## Given exercise
Please retype every one of the rows below with each character, space and number unchanged.

═══ Given records

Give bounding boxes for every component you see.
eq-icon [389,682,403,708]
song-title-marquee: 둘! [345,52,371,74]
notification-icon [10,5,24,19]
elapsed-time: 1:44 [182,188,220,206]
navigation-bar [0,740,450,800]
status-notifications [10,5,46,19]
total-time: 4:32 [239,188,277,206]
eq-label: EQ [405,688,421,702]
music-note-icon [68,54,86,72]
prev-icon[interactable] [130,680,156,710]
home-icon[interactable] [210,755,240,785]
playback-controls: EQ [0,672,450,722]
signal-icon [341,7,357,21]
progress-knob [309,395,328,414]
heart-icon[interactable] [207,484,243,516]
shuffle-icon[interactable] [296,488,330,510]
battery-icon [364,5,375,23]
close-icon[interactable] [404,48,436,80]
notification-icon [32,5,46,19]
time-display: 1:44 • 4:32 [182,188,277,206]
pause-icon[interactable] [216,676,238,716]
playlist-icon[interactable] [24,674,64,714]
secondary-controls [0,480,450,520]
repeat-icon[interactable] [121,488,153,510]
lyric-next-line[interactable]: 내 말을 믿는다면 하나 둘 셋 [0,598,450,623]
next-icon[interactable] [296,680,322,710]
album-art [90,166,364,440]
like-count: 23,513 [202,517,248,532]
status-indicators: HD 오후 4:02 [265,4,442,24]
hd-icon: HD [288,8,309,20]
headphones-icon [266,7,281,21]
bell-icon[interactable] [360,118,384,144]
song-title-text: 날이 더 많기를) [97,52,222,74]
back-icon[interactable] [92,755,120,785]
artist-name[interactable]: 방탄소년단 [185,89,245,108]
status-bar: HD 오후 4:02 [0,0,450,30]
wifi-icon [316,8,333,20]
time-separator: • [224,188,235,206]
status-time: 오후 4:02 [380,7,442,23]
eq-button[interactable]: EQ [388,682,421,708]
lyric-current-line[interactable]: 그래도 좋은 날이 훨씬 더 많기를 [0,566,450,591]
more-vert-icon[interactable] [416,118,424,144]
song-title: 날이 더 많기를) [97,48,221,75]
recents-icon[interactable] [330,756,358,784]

══════

## Finished task
Give bounding boxes for every component you see.
eq-icon [389,682,403,708]
song-title-marquee: 둘! [345,52,371,74]
notification-icon [10,5,24,19]
elapsed-time: 1:44 [182,188,220,206]
navigation-bar [0,740,450,800]
status-notifications [10,5,46,19]
total-time: 4:32 [239,188,277,206]
eq-label: EQ [405,688,421,702]
music-note-icon [68,54,86,72]
prev-icon[interactable] [130,680,156,710]
home-icon[interactable] [210,755,240,785]
playback-controls: EQ [0,672,450,722]
signal-icon [341,7,357,21]
progress-knob [309,395,328,414]
heart-icon[interactable] [207,484,243,516]
shuffle-icon[interactable] [296,488,330,510]
battery-icon [364,5,375,23]
close-icon[interactable] [404,48,436,80]
notification-icon [32,5,46,19]
time-display: 1:44 • 4:32 [182,188,277,206]
pause-icon[interactable] [216,676,238,716]
playlist-icon[interactable] [24,674,64,714]
secondary-controls [0,480,450,520]
repeat-icon[interactable] [121,488,153,510]
lyric-next-line[interactable]: 내 말을 믿는다면 하나 둘 셋 [0,598,450,623]
next-icon[interactable] [296,680,322,710]
album-art [90,166,364,440]
like-count: 23,513 [202,517,248,532]
status-indicators: HD 오후 4:02 [265,4,442,24]
hd-icon: HD [288,8,309,20]
headphones-icon [266,7,281,21]
bell-icon[interactable] [360,118,384,144]
song-title-text: 날이 더 많기를) [97,52,222,74]
back-icon[interactable] [92,755,120,785]
artist-name[interactable]: 방탄소년단 [185,89,245,108]
status-bar: HD 오후 4:02 [0,0,450,30]
wifi-icon [316,8,333,20]
time-separator: • [224,188,235,206]
status-time: 오후 4:02 [380,7,442,23]
eq-button[interactable]: EQ [388,682,421,708]
lyric-current-line[interactable]: 그래도 좋은 날이 훨씬 더 많기를 [0,566,450,591]
more-vert-icon[interactable] [416,118,424,144]
song-title: 날이 더 많기를) [97,48,221,75]
recents-icon[interactable] [330,756,358,784]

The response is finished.